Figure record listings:
:::

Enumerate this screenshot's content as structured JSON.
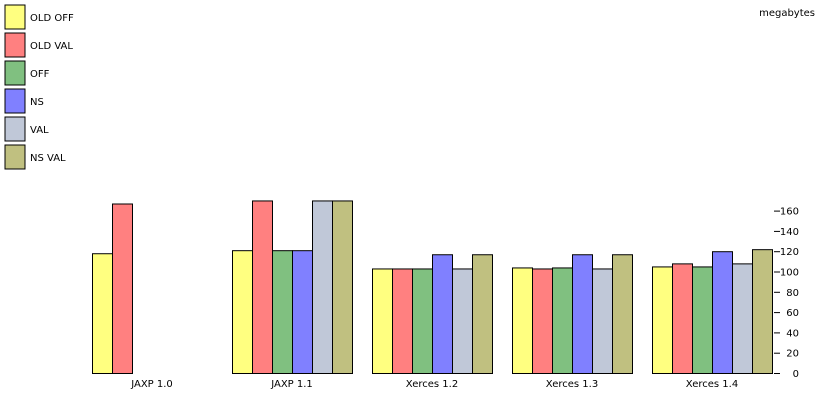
{
  "chart_data": {
    "type": "bar",
    "ylabel": "megabytes",
    "ylim": [
      0,
      170
    ],
    "yticks": [
      0,
      20,
      40,
      60,
      80,
      100,
      120,
      140,
      160
    ],
    "y_axis_side": "right",
    "legend_position": "left",
    "grid": false,
    "categories": [
      "JAXP 1.0",
      "JAXP 1.1",
      "Xerces 1.2",
      "Xerces 1.3",
      "Xerces 1.4"
    ],
    "series": [
      {
        "name": "OLD OFF",
        "color": "#ffff80",
        "values": [
          118,
          121,
          103,
          104,
          105
        ]
      },
      {
        "name": "OLD VAL",
        "color": "#ff8080",
        "values": [
          167,
          170,
          103,
          103,
          108
        ]
      },
      {
        "name": "OFF",
        "color": "#80c080",
        "values": [
          null,
          121,
          103,
          104,
          105
        ]
      },
      {
        "name": "NS",
        "color": "#8080ff",
        "values": [
          null,
          121,
          117,
          117,
          120
        ]
      },
      {
        "name": "VAL",
        "color": "#c0c8d8",
        "values": [
          null,
          170,
          103,
          103,
          108
        ]
      },
      {
        "name": "NS VAL",
        "color": "#c0c080",
        "values": [
          null,
          170,
          117,
          117,
          122
        ]
      }
    ]
  }
}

:::

■ Work to do ■
Except for the pictures, give all the material above again verbatim.

■ Exercise response ■
Enumerate this screenshot's content as structured JSON.
{
  "chart_data": {
    "type": "bar",
    "ylabel": "megabytes",
    "ylim": [
      0,
      170
    ],
    "yticks": [
      0,
      20,
      40,
      60,
      80,
      100,
      120,
      140,
      160
    ],
    "y_axis_side": "right",
    "legend_position": "left",
    "grid": false,
    "categories": [
      "JAXP 1.0",
      "JAXP 1.1",
      "Xerces 1.2",
      "Xerces 1.3",
      "Xerces 1.4"
    ],
    "series": [
      {
        "name": "OLD OFF",
        "color": "#ffff80",
        "values": [
          118,
          121,
          103,
          104,
          105
        ]
      },
      {
        "name": "OLD VAL",
        "color": "#ff8080",
        "values": [
          167,
          170,
          103,
          103,
          108
        ]
      },
      {
        "name": "OFF",
        "color": "#80c080",
        "values": [
          null,
          121,
          103,
          104,
          105
        ]
      },
      {
        "name": "NS",
        "color": "#8080ff",
        "values": [
          null,
          121,
          117,
          117,
          120
        ]
      },
      {
        "name": "VAL",
        "color": "#c0c8d8",
        "values": [
          null,
          170,
          103,
          103,
          108
        ]
      },
      {
        "name": "NS VAL",
        "color": "#c0c080",
        "values": [
          null,
          170,
          117,
          117,
          122
        ]
      }
    ]
  }
}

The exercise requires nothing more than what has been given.